**Goal**
Below is a set of records. Repeat all of them exactly.

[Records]
━━━━

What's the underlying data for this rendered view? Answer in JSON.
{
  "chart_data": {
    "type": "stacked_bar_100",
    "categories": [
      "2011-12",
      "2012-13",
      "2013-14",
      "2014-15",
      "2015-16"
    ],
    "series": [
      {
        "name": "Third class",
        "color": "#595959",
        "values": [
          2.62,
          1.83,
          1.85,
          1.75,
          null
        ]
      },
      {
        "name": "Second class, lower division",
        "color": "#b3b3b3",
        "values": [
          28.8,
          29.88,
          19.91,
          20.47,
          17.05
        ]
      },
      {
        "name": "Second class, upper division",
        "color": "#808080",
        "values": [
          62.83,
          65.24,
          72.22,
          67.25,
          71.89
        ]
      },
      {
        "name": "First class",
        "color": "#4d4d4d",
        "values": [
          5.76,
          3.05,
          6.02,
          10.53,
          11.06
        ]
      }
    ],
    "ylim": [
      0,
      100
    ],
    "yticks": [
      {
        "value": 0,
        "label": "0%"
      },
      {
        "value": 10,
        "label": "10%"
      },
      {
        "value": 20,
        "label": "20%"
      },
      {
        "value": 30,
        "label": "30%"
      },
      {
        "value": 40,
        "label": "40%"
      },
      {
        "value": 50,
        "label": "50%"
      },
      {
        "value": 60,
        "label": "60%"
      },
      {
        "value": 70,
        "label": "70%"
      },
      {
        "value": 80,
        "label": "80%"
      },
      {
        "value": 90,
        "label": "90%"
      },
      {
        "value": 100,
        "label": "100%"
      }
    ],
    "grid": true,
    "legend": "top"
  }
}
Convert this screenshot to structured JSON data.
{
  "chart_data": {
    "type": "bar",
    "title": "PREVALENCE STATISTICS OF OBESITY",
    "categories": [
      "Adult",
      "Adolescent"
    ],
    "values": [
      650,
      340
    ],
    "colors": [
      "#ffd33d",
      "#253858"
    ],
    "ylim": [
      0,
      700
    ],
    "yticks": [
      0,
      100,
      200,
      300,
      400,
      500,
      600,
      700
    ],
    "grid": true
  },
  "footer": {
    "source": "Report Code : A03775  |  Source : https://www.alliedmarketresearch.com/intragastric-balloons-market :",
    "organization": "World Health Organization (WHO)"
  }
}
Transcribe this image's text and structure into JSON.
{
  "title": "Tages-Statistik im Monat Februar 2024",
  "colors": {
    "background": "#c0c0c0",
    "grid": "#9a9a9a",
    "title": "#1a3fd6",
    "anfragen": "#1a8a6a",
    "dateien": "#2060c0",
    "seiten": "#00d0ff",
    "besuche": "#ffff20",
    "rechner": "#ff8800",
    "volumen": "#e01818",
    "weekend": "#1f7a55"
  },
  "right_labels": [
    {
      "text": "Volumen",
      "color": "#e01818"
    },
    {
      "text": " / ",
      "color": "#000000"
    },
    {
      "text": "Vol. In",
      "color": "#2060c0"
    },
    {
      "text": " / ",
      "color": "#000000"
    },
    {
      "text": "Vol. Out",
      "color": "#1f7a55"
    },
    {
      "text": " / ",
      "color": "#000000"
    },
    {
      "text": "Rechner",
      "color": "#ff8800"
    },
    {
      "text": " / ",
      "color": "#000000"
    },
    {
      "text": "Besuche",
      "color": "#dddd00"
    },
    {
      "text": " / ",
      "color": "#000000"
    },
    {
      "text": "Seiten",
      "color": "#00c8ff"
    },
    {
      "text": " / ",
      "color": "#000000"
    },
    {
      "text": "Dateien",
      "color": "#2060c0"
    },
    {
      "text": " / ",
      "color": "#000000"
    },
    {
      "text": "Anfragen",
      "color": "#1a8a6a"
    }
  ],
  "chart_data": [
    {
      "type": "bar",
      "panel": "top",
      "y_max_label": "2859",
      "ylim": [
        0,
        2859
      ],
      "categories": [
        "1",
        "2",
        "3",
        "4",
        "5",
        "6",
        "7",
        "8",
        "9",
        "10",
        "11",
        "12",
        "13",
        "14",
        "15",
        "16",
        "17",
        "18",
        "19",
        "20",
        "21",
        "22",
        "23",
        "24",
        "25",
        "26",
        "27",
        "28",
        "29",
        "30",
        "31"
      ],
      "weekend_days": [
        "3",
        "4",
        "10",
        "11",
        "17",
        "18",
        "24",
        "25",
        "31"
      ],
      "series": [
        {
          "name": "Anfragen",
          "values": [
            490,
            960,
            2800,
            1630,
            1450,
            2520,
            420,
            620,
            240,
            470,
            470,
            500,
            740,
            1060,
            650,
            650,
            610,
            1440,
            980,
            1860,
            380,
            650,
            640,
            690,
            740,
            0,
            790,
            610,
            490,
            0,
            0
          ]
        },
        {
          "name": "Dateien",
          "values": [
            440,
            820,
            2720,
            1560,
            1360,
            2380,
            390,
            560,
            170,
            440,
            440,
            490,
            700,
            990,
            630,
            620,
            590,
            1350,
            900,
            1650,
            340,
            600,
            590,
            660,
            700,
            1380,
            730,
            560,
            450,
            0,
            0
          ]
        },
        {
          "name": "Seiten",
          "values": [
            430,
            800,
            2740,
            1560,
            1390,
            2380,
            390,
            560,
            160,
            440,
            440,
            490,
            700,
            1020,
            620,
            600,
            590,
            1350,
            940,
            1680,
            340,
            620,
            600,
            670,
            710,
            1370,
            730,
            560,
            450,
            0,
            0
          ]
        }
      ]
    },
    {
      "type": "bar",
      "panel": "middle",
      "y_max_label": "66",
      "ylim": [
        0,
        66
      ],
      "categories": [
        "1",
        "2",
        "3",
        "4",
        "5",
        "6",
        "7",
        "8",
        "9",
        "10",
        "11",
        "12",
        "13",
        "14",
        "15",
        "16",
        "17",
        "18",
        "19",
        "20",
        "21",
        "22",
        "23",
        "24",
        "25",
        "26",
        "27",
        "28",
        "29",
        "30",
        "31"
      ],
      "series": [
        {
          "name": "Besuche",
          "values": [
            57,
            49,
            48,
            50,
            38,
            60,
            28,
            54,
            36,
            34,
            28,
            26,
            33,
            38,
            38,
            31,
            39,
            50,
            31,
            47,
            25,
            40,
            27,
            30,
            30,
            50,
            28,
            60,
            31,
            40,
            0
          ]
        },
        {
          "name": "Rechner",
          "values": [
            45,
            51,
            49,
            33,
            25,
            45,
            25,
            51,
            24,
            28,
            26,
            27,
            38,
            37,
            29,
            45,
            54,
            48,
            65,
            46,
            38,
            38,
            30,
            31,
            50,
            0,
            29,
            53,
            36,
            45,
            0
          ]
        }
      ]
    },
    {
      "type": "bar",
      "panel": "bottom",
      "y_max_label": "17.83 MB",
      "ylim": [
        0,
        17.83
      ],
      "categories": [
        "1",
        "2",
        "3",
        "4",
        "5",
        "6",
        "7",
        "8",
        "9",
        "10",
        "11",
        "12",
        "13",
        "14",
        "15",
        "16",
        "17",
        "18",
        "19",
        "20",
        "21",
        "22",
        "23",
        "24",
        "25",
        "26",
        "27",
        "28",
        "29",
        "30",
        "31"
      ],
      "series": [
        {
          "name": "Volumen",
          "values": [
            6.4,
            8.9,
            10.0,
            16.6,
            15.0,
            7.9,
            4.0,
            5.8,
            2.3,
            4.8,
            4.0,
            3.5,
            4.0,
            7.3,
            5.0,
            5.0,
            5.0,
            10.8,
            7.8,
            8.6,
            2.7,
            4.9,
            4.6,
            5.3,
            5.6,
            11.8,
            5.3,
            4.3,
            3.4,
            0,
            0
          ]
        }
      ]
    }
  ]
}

━━━━

**Solution for this task**
What's the underlying data for this rendered view? Answer in JSON.
{
  "chart_data": {
    "type": "stacked_bar_100",
    "categories": [
      "2011-12",
      "2012-13",
      "2013-14",
      "2014-15",
      "2015-16"
    ],
    "series": [
      {
        "name": "Third class",
        "color": "#595959",
        "values": [
          2.62,
          1.83,
          1.85,
          1.75,
          null
        ]
      },
      {
        "name": "Second class, lower division",
        "color": "#b3b3b3",
        "values": [
          28.8,
          29.88,
          19.91,
          20.47,
          17.05
        ]
      },
      {
        "name": "Second class, upper division",
        "color": "#808080",
        "values": [
          62.83,
          65.24,
          72.22,
          67.25,
          71.89
        ]
      },
      {
        "name": "First class",
        "color": "#4d4d4d",
        "values": [
          5.76,
          3.05,
          6.02,
          10.53,
          11.06
        ]
      }
    ],
    "ylim": [
      0,
      100
    ],
    "yticks": [
      {
        "value": 0,
        "label": "0%"
      },
      {
        "value": 10,
        "label": "10%"
      },
      {
        "value": 20,
        "label": "20%"
      },
      {
        "value": 30,
        "label": "30%"
      },
      {
        "value": 40,
        "label": "40%"
      },
      {
        "value": 50,
        "label": "50%"
      },
      {
        "value": 60,
        "label": "60%"
      },
      {
        "value": 70,
        "label": "70%"
      },
      {
        "value": 80,
        "label": "80%"
      },
      {
        "value": 90,
        "label": "90%"
      },
      {
        "value": 100,
        "label": "100%"
      }
    ],
    "grid": true,
    "legend": "top"
  }
}
Convert this screenshot to structured JSON data.
{
  "chart_data": {
    "type": "bar",
    "title": "PREVALENCE STATISTICS OF OBESITY",
    "categories": [
      "Adult",
      "Adolescent"
    ],
    "values": [
      650,
      340
    ],
    "colors": [
      "#ffd33d",
      "#253858"
    ],
    "ylim": [
      0,
      700
    ],
    "yticks": [
      0,
      100,
      200,
      300,
      400,
      500,
      600,
      700
    ],
    "grid": true
  },
  "footer": {
    "source": "Report Code : A03775  |  Source : https://www.alliedmarketresearch.com/intragastric-balloons-market :",
    "organization": "World Health Organization (WHO)"
  }
}
Transcribe this image's text and structure into JSON.
{
  "title": "Tages-Statistik im Monat Februar 2024",
  "colors": {
    "background": "#c0c0c0",
    "grid": "#9a9a9a",
    "title": "#1a3fd6",
    "anfragen": "#1a8a6a",
    "dateien": "#2060c0",
    "seiten": "#00d0ff",
    "besuche": "#ffff20",
    "rechner": "#ff8800",
    "volumen": "#e01818",
    "weekend": "#1f7a55"
  },
  "right_labels": [
    {
      "text": "Volumen",
      "color": "#e01818"
    },
    {
      "text": " / ",
      "color": "#000000"
    },
    {
      "text": "Vol. In",
      "color": "#2060c0"
    },
    {
      "text": " / ",
      "color": "#000000"
    },
    {
      "text": "Vol. Out",
      "color": "#1f7a55"
    },
    {
      "text": " / ",
      "color": "#000000"
    },
    {
      "text": "Rechner",
      "color": "#ff8800"
    },
    {
      "text": " / ",
      "color": "#000000"
    },
    {
      "text": "Besuche",
      "color": "#dddd00"
    },
    {
      "text": " / ",
      "color": "#000000"
    },
    {
      "text": "Seiten",
      "color": "#00c8ff"
    },
    {
      "text": " / ",
      "color": "#000000"
    },
    {
      "text": "Dateien",
      "color": "#2060c0"
    },
    {
      "text": " / ",
      "color": "#000000"
    },
    {
      "text": "Anfragen",
      "color": "#1a8a6a"
    }
  ],
  "chart_data": [
    {
      "type": "bar",
      "panel": "top",
      "y_max_label": "2859",
      "ylim": [
        0,
        2859
      ],
      "categories": [
        "1",
        "2",
        "3",
        "4",
        "5",
        "6",
        "7",
        "8",
        "9",
        "10",
        "11",
        "12",
        "13",
        "14",
        "15",
        "16",
        "17",
        "18",
        "19",
        "20",
        "21",
        "22",
        "23",
        "24",
        "25",
        "26",
        "27",
        "28",
        "29",
        "30",
        "31"
      ],
      "weekend_days": [
        "3",
        "4",
        "10",
        "11",
        "17",
        "18",
        "24",
        "25",
        "31"
      ],
      "series": [
        {
          "name": "Anfragen",
          "values": [
            490,
            960,
            2800,
            1630,
            1450,
            2520,
            420,
            620,
            240,
            470,
            470,
            500,
            740,
            1060,
            650,
            650,
            610,
            1440,
            980,
            1860,
            380,
            650,
            640,
            690,
            740,
            0,
            790,
            610,
            490,
            0,
            0
          ]
        },
        {
          "name": "Dateien",
          "values": [
            440,
            820,
            2720,
            1560,
            1360,
            2380,
            390,
            560,
            170,
            440,
            440,
            490,
            700,
            990,
            630,
            620,
            590,
            1350,
            900,
            1650,
            340,
            600,
            590,
            660,
            700,
            1380,
            730,
            560,
            450,
            0,
            0
          ]
        },
        {
          "name": "Seiten",
          "values": [
            430,
            800,
            2740,
            1560,
            1390,
            2380,
            390,
            560,
            160,
            440,
            440,
            490,
            700,
            1020,
            620,
            600,
            590,
            1350,
            940,
            1680,
            340,
            620,
            600,
            670,
            710,
            1370,
            730,
            560,
            450,
            0,
            0
          ]
        }
      ]
    },
    {
      "type": "bar",
      "panel": "middle",
      "y_max_label": "66",
      "ylim": [
        0,
        66
      ],
      "categories": [
        "1",
        "2",
        "3",
        "4",
        "5",
        "6",
        "7",
        "8",
        "9",
        "10",
        "11",
        "12",
        "13",
        "14",
        "15",
        "16",
        "17",
        "18",
        "19",
        "20",
        "21",
        "22",
        "23",
        "24",
        "25",
        "26",
        "27",
        "28",
        "29",
        "30",
        "31"
      ],
      "series": [
        {
          "name": "Besuche",
          "values": [
            57,
            49,
            48,
            50,
            38,
            60,
            28,
            54,
            36,
            34,
            28,
            26,
            33,
            38,
            38,
            31,
            39,
            50,
            31,
            47,
            25,
            40,
            27,
            30,
            30,
            50,
            28,
            60,
            31,
            40,
            0
          ]
        },
        {
          "name": "Rechner",
          "values": [
            45,
            51,
            49,
            33,
            25,
            45,
            25,
            51,
            24,
            28,
            26,
            27,
            38,
            37,
            29,
            45,
            54,
            48,
            65,
            46,
            38,
            38,
            30,
            31,
            50,
            0,
            29,
            53,
            36,
            45,
            0
          ]
        }
      ]
    },
    {
      "type": "bar",
      "panel": "bottom",
      "y_max_label": "17.83 MB",
      "ylim": [
        0,
        17.83
      ],
      "categories": [
        "1",
        "2",
        "3",
        "4",
        "5",
        "6",
        "7",
        "8",
        "9",
        "10",
        "11",
        "12",
        "13",
        "14",
        "15",
        "16",
        "17",
        "18",
        "19",
        "20",
        "21",
        "22",
        "23",
        "24",
        "25",
        "26",
        "27",
        "28",
        "29",
        "30",
        "31"
      ],
      "series": [
        {
          "name": "Volumen",
          "values": [
            6.4,
            8.9,
            10.0,
            16.6,
            15.0,
            7.9,
            4.0,
            5.8,
            2.3,
            4.8,
            4.0,
            3.5,
            4.0,
            7.3,
            5.0,
            5.0,
            5.0,
            10.8,
            7.8,
            8.6,
            2.7,
            4.9,
            4.6,
            5.3,
            5.6,
            11.8,
            5.3,
            4.3,
            3.4,
            0,
            0
          ]
        }
      ]
    }
  ]
}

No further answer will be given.